▶ STATED EXERCISE:
Search the material below for the string "image" and extract each line that has it.

▶ STORED DATA:
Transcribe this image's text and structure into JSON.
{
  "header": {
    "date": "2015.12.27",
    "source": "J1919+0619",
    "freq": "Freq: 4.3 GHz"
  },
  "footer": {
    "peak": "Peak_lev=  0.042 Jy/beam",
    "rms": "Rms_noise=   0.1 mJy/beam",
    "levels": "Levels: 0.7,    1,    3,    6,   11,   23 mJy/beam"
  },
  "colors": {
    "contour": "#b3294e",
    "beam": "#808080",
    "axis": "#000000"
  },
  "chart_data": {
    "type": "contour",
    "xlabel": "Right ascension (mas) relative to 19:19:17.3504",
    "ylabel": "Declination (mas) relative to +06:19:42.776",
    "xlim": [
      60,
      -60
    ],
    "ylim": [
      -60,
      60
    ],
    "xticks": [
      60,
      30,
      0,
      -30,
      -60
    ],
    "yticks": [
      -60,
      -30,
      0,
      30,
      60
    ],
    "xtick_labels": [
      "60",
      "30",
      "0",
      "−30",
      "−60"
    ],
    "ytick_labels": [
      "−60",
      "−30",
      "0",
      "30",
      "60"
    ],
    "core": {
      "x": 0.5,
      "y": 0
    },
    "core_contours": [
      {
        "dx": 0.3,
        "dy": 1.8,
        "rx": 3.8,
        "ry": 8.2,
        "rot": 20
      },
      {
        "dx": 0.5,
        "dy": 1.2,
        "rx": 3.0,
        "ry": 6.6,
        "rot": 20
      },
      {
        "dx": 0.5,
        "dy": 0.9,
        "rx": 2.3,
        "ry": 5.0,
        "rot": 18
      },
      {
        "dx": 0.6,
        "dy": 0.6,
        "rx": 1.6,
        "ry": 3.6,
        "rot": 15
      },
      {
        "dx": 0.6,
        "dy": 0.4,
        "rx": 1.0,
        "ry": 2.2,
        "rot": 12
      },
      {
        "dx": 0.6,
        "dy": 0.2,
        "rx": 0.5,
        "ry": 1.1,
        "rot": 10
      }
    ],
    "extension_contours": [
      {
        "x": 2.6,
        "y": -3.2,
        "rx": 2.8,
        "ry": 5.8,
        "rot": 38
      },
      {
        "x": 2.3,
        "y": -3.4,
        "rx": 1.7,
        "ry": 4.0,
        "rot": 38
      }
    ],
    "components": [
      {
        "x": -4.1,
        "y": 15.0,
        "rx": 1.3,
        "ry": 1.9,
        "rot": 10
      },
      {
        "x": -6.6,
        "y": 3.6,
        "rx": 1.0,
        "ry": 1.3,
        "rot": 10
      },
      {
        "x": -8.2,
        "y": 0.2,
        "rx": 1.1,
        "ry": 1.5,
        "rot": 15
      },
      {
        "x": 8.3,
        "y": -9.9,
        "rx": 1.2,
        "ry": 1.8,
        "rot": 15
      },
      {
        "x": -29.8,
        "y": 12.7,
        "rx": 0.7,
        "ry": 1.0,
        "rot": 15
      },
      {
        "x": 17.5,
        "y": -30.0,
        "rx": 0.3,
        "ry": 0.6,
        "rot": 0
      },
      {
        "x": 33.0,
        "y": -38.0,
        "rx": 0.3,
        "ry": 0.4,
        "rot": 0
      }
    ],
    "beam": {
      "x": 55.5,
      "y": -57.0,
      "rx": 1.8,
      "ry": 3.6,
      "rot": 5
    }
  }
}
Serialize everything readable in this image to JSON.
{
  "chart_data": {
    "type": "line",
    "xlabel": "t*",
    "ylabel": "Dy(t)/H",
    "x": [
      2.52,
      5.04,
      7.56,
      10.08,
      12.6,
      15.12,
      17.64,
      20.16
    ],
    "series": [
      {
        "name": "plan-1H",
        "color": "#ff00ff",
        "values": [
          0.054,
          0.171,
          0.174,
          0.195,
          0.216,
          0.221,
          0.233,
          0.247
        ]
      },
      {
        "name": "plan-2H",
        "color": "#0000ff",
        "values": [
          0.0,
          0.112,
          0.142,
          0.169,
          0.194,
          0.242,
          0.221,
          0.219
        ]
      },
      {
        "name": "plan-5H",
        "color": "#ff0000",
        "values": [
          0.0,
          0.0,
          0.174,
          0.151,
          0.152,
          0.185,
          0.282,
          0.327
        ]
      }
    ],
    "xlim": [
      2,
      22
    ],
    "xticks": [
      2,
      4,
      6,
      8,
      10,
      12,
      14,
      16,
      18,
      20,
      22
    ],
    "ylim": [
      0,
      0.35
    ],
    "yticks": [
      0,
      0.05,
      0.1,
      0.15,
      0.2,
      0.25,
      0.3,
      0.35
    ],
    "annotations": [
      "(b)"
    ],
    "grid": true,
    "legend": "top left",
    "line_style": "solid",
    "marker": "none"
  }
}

▶ CORRECT RESULT:
Transcribe this image's text and structure into JSON.
Serialize everything readable in this image to JSON.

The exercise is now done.